--- START OF Materials provided ---
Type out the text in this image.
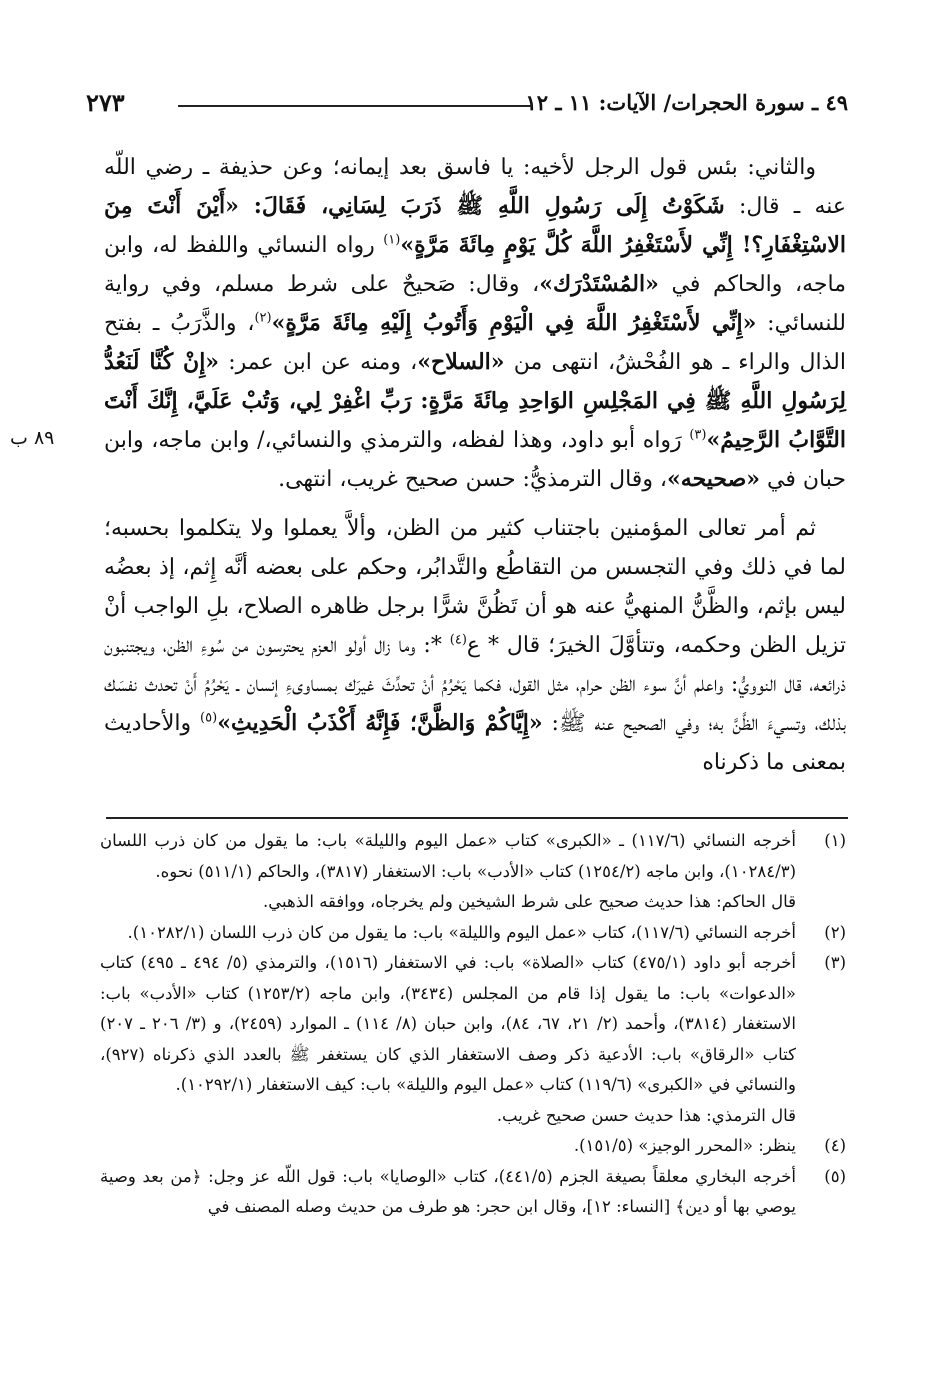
٤٩ ـ سورة الحجرات/ الآيات: ١١ ـ ١٢
٢٧٣
٨٩ ب

والثاني: بئس قول الرجل لأخيه: يا فاسق بعد إيمانه؛ وعن حذيفة ـ رضي اللّه عنه ـ قال: شَكَوْتُ إِلَى رَسُولِ اللَّهِ ﷺ ذَرَبَ لِسَانِي، فَقَالَ: «أَيْنَ أَنْتَ مِنَ الاسْتِغْفَارِ؟! إِنِّي لأَسْتَغْفِرُ اللَّهَ كُلَّ يَوْمٍ مِائَةَ مَرَّةٍ»$^{(١)}$ رواه النسائي واللفظ له، وابن ماجه، والحاكم في «المُسْتَدْرَك»، وقال: صَحيحٌ على شرط مسلم، وفي رواية للنسائي: «إِنِّي لأَسْتَغْفِرُ اللَّهَ فِي الْيَوْمِ وَأَتُوبُ إِلَيْهِ مِائَةَ مَرَّةٍ»$^{(٢)}$، والذَّرَبُ ـ بفتح الذال والراء ـ هو الفُحْشُ، انتهى من «السلاح»، ومنه عن ابن عمر: «إِنْ كُنَّا لَنَعُدُّ لِرَسُولِ اللَّهِ ﷺ فِي المَجْلِسِ الوَاحِدِ مِائَةَ مَرَّةٍ: رَبِّ اغْفِرْ لِي، وَتُبْ عَلَيَّ، إِنَّكَ أَنْتَ التَّوَّابُ الرَّحِيمُ»$^{(٣)}$ رَواه أبو داود، وهذا لفظه، والترمذي والنسائي،/ وابن ماجه، وابن حبان في «صحيحه»، وقال الترمذيُّ: حسن صحيح غريب، انتهى.

ثم أمر تعالى المؤمنين باجتناب كثير من الظن، وألاَّ يعملوا ولا يتكلموا بحسبه؛ لما في ذلك وفي التجسس من التقاطُع والتَّدابُر، وحكم على بعضه أنَّه إِثم، إذ بعضُه ليس بإثم، والظَّنُّ المنهيُّ عنه هو أن تَظُنَّ شرًّا برجل ظاهره الصلاح، بلِ الواجب أنْ تزيل الظن وحكمه، وتتأوَّلَ الخيرَ؛ قال * ع$^{(٤)}$ *: وما زال أولو العزم يحترسون من سُوءِ الظن، ويجتنبون ذرائعه، قال النوويُّ: واعلم أنَّ سوء الظن حرام، مثل القول، فكما يَحْرُمُ أنْ تحدِّثَ غيرَك بمساوىءِ إنسان ـ يَحْرُمُ أَنْ تحدث نفسَك بذلك، وتسيءَ الظَّنَّ به؛ وفي الصحيح عنه ﷺ: «إِيَّاكُمْ وَالظَّنَّ؛ فَإِنَّهُ أَكْذَبُ الْحَدِيثِ»$^{(٥)}$ والأحاديث بمعنى ما ذكرناه

(١)
أخرجه النسائي (١١٧/٦) ـ «الكبرى» كتاب «عمل اليوم والليلة» باب: ما يقول من كان ذرب اللسان (١٠٢٨٤/٣)، وابن ماجه (١٢٥٤/٢) كتاب «الأدب» باب: الاستغفار (٣٨١٧)، والحاكم (٥١١/١) نحوه.
قال الحاكم: هذا حديث صحيح على شرط الشيخين ولم يخرجاه، ووافقه الذهبي.
(٢)
أخرجه النسائي (١١٧/٦)، كتاب «عمل اليوم والليلة» باب: ما يقول من كان ذرب اللسان (١٠٢٨٢/١).
(٣)
أخرجه أبو داود (٤٧٥/١) كتاب «الصلاة» باب: في الاستغفار (١٥١٦)، والترمذي (٥/ ٤٩٤ ـ ٤٩٥) كتاب «الدعوات» باب: ما يقول إذا قام من المجلس (٣٤٣٤)، وابن ماجه (١٢٥٣/٢) كتاب «الأدب» باب: الاستغفار (٣٨١٤)، وأحمد (٢/ ٢١، ٦٧، ٨٤)، وابن حبان (٨/ ١١٤) ـ الموارد (٢٤٥٩)، و (٣/ ٢٠٦ ـ ٢٠٧) كتاب «الرقاق» باب: الأدعية ذكر وصف الاستغفار الذي كان يستغفر ﷺ بالعدد الذي ذكرناه (٩٢٧)، والنسائي في «الكبرى» (١١٩/٦) كتاب «عمل اليوم والليلة» باب: كيف الاستغفار (١٠٢٩٢/١).
قال الترمذي: هذا حديث حسن صحيح غريب.
(٤)
ينظر: «المحرر الوجيز» (١٥١/٥).
(٥)
أخرجه البخاري معلقاً بصيغة الجزم (٤٤١/٥)، كتاب «الوصايا» باب: قول اللّه عز وجل: ﴿من بعد وصية يوصي بها أو دين﴾ [النساء: ١٢]، وقال ابن حجر: هو طرف من حديث وصله المصنف في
--- END OF Materials provided ---
#### What is asked
Transcribe the material exactly, keeping every word and none of the pictures.

#### Full answer
Type out the text in this image.
٤٩ ـ سورة الحجرات/ الآيات: ١١ ـ ١٢
٢٧٣
٨٩ ب

والثاني: بئس قول الرجل لأخيه: يا فاسق بعد إيمانه؛ وعن حذيفة ـ رضي اللّه عنه ـ قال: شَكَوْتُ إِلَى رَسُولِ اللَّهِ ﷺ ذَرَبَ لِسَانِي، فَقَالَ: «أَيْنَ أَنْتَ مِنَ الاسْتِغْفَارِ؟! إِنِّي لأَسْتَغْفِرُ اللَّهَ كُلَّ يَوْمٍ مِائَةَ مَرَّةٍ»$^{(١)}$ رواه النسائي واللفظ له، وابن ماجه، والحاكم في «المُسْتَدْرَك»، وقال: صَحيحٌ على شرط مسلم، وفي رواية للنسائي: «إِنِّي لأَسْتَغْفِرُ اللَّهَ فِي الْيَوْمِ وَأَتُوبُ إِلَيْهِ مِائَةَ مَرَّةٍ»$^{(٢)}$، والذَّرَبُ ـ بفتح الذال والراء ـ هو الفُحْشُ، انتهى من «السلاح»، ومنه عن ابن عمر: «إِنْ كُنَّا لَنَعُدُّ لِرَسُولِ اللَّهِ ﷺ فِي المَجْلِسِ الوَاحِدِ مِائَةَ مَرَّةٍ: رَبِّ اغْفِرْ لِي، وَتُبْ عَلَيَّ، إِنَّكَ أَنْتَ التَّوَّابُ الرَّحِيمُ»$^{(٣)}$ رَواه أبو داود، وهذا لفظه، والترمذي والنسائي،/ وابن ماجه، وابن حبان في «صحيحه»، وقال الترمذيُّ: حسن صحيح غريب، انتهى.

ثم أمر تعالى المؤمنين باجتناب كثير من الظن، وألاَّ يعملوا ولا يتكلموا بحسبه؛ لما في ذلك وفي التجسس من التقاطُع والتَّدابُر، وحكم على بعضه أنَّه إِثم، إذ بعضُه ليس بإثم، والظَّنُّ المنهيُّ عنه هو أن تَظُنَّ شرًّا برجل ظاهره الصلاح، بلِ الواجب أنْ تزيل الظن وحكمه، وتتأوَّلَ الخيرَ؛ قال * ع$^{(٤)}$ *: وما زال أولو العزم يحترسون من سُوءِ الظن، ويجتنبون ذرائعه، قال النوويُّ: واعلم أنَّ سوء الظن حرام، مثل القول، فكما يَحْرُمُ أنْ تحدِّثَ غيرَك بمساوىءِ إنسان ـ يَحْرُمُ أَنْ تحدث نفسَك بذلك، وتسيءَ الظَّنَّ به؛ وفي الصحيح عنه ﷺ: «إِيَّاكُمْ وَالظَّنَّ؛ فَإِنَّهُ أَكْذَبُ الْحَدِيثِ»$^{(٥)}$ والأحاديث بمعنى ما ذكرناه

(١)
أخرجه النسائي (١١٧/٦) ـ «الكبرى» كتاب «عمل اليوم والليلة» باب: ما يقول من كان ذرب اللسان (١٠٢٨٤/٣)، وابن ماجه (١٢٥٤/٢) كتاب «الأدب» باب: الاستغفار (٣٨١٧)، والحاكم (٥١١/١) نحوه.
قال الحاكم: هذا حديث صحيح على شرط الشيخين ولم يخرجاه، ووافقه الذهبي.
(٢)
أخرجه النسائي (١١٧/٦)، كتاب «عمل اليوم والليلة» باب: ما يقول من كان ذرب اللسان (١٠٢٨٢/١).
(٣)
أخرجه أبو داود (٤٧٥/١) كتاب «الصلاة» باب: في الاستغفار (١٥١٦)، والترمذي (٥/ ٤٩٤ ـ ٤٩٥) كتاب «الدعوات» باب: ما يقول إذا قام من المجلس (٣٤٣٤)، وابن ماجه (١٢٥٣/٢) كتاب «الأدب» باب: الاستغفار (٣٨١٤)، وأحمد (٢/ ٢١، ٦٧، ٨٤)، وابن حبان (٨/ ١١٤) ـ الموارد (٢٤٥٩)، و (٣/ ٢٠٦ ـ ٢٠٧) كتاب «الرقاق» باب: الأدعية ذكر وصف الاستغفار الذي كان يستغفر ﷺ بالعدد الذي ذكرناه (٩٢٧)، والنسائي في «الكبرى» (١١٩/٦) كتاب «عمل اليوم والليلة» باب: كيف الاستغفار (١٠٢٩٢/١).
قال الترمذي: هذا حديث حسن صحيح غريب.
(٤)
ينظر: «المحرر الوجيز» (١٥١/٥).
(٥)
أخرجه البخاري معلقاً بصيغة الجزم (٤٤١/٥)، كتاب «الوصايا» باب: قول اللّه عز وجل: ﴿من بعد وصية يوصي بها أو دين﴾ [النساء: ١٢]، وقال ابن حجر: هو طرف من حديث وصله المصنف في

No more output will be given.